In the entries below, find every line with "dimaksud" and copy it.
[begin DATA IN THIS EXERCISE]
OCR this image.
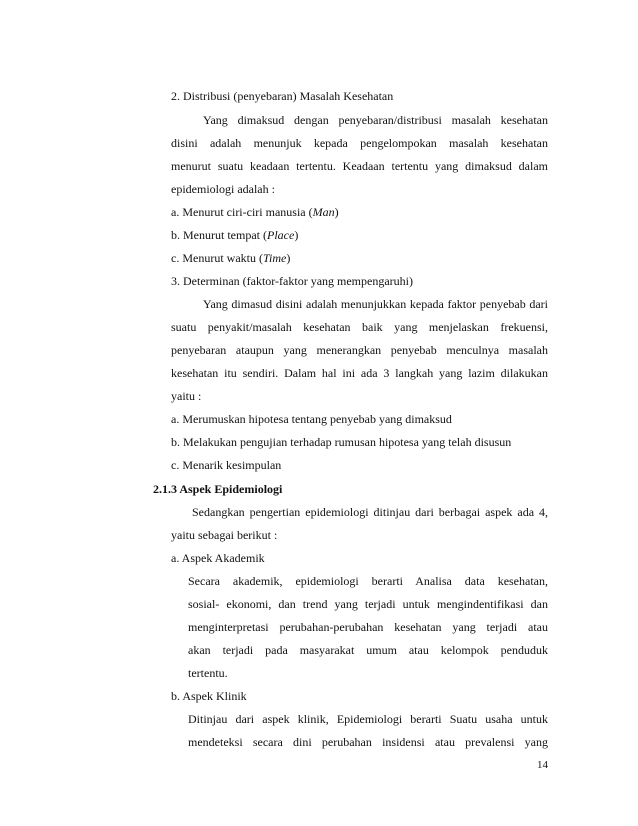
2. Distribusi (penyebaran) Masalah Kesehatan
Yang dimaksud dengan penyebaran/distribusi masalah kesehatan
disini adalah menunjuk kepada pengelompokan masalah kesehatan
menurut suatu keadaan tertentu. Keadaan tertentu yang dimaksud dalam
epidemiologi adalah :
a. Menurut ciri-ciri manusia (Man)
b. Menurut tempat (Place)
c. Menurut waktu (Time)
3. Determinan (faktor-faktor yang mempengaruhi)
Yang dimasud disini adalah menunjukkan kepada faktor penyebab dari
suatu penyakit/masalah kesehatan baik yang menjelaskan frekuensi,
penyebaran ataupun yang menerangkan penyebab menculnya masalah
kesehatan itu sendiri. Dalam hal ini ada 3 langkah yang lazim dilakukan
yaitu :
a. Merumuskan hipotesa tentang penyebab yang dimaksud
b. Melakukan pengujian terhadap rumusan hipotesa yang telah disusun
c. Menarik kesimpulan
2.1.3 Aspek Epidemiologi
Sedangkan pengertian epidemiologi ditinjau dari berbagai aspek ada 4,
yaitu sebagai berikut :
a. Aspek Akademik
Secara akademik, epidemiologi berarti Analisa data kesehatan,
sosial- ekonomi, dan trend yang terjadi untuk mengindentifikasi dan
menginterpretasi perubahan-perubahan kesehatan yang terjadi atau
akan terjadi pada masyarakat umum atau kelompok penduduk
tertentu.
b. Aspek Klinik
Ditinjau dari aspek klinik, Epidemiologi berarti Suatu usaha untuk
mendeteksi secara dini perubahan insidensi atau prevalensi yang
14
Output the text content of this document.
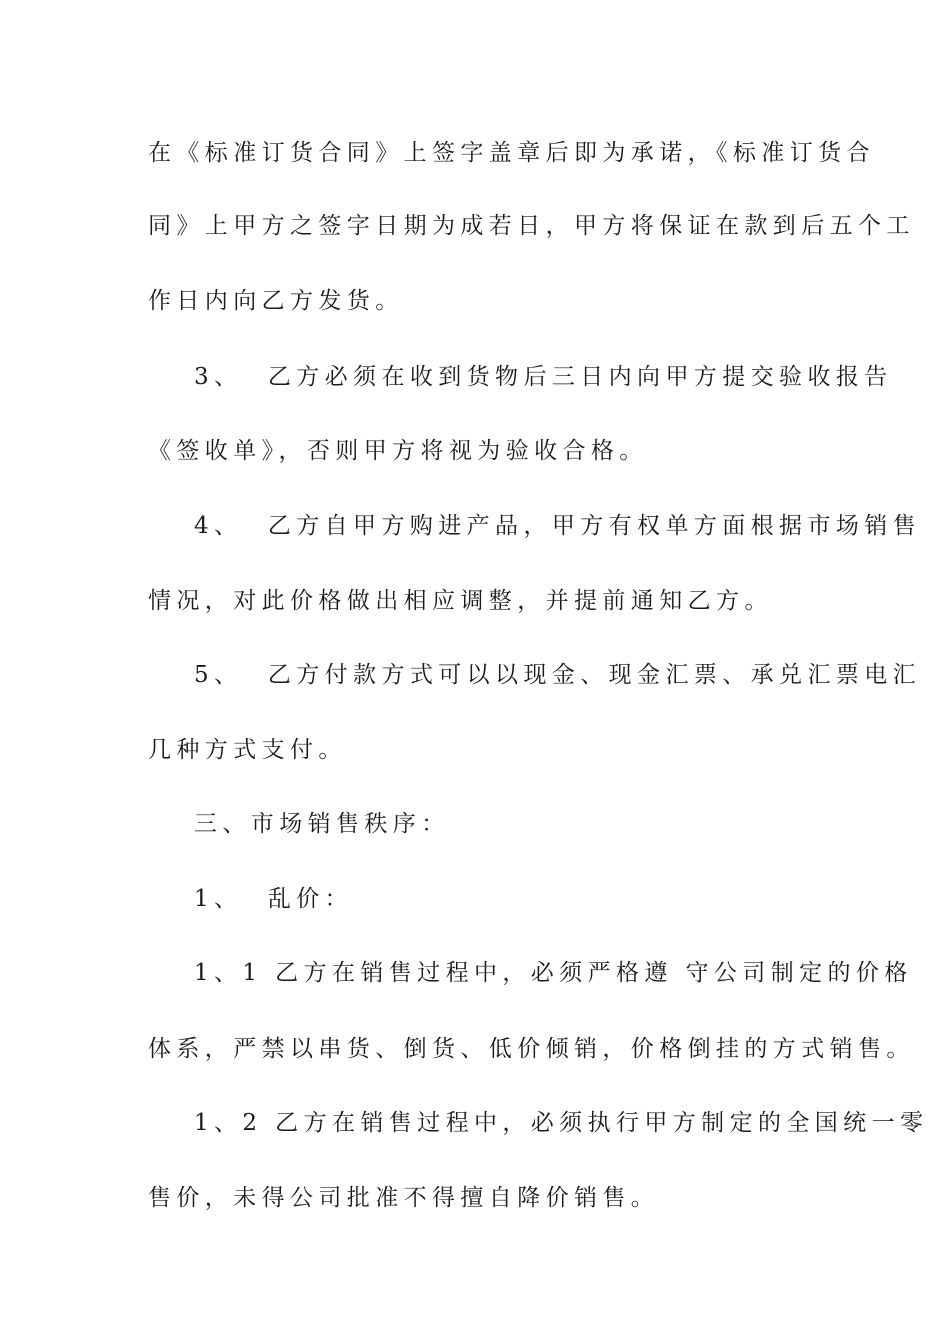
在《标准订货合同》上签字盖章后即为承诺，《标准订货合
同》上甲方之签字日期为成若日，甲方将保证在款到后五个工
作日内向乙方发货。
3、  乙方必须在收到货物后三日内向甲方提交验收报告
《签收单》，否则甲方将视为验收合格。
4、  乙方自甲方购进产品，甲方有权单方面根据市场销售
情况，对此价格做出相应调整，并提前通知乙方。
5、  乙方付款方式可以以现金、现金汇票、承兑汇票电汇
几种方式支付。
三、市场销售秩序：
1、  乱价：
1、1 乙方在销售过程中，必须严格遵 守公司制定的价格
体系，严禁以串货、倒货、低价倾销，价格倒挂的方式销售。
1、2 乙方在销售过程中，必须执行甲方制定的全国统一零
售价，未得公司批准不得擅自降价销售。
[end DATA IN THIS EXERCISE]
[RESPONSE TO THIS TASK]
Yang dimaksud dengan penyebaran/distribusi masalah kesehatan
menurut suatu keadaan tertentu. Keadaan tertentu yang dimaksud dalam
a. Merumuskan hipotesa tentang penyebab yang dimaksud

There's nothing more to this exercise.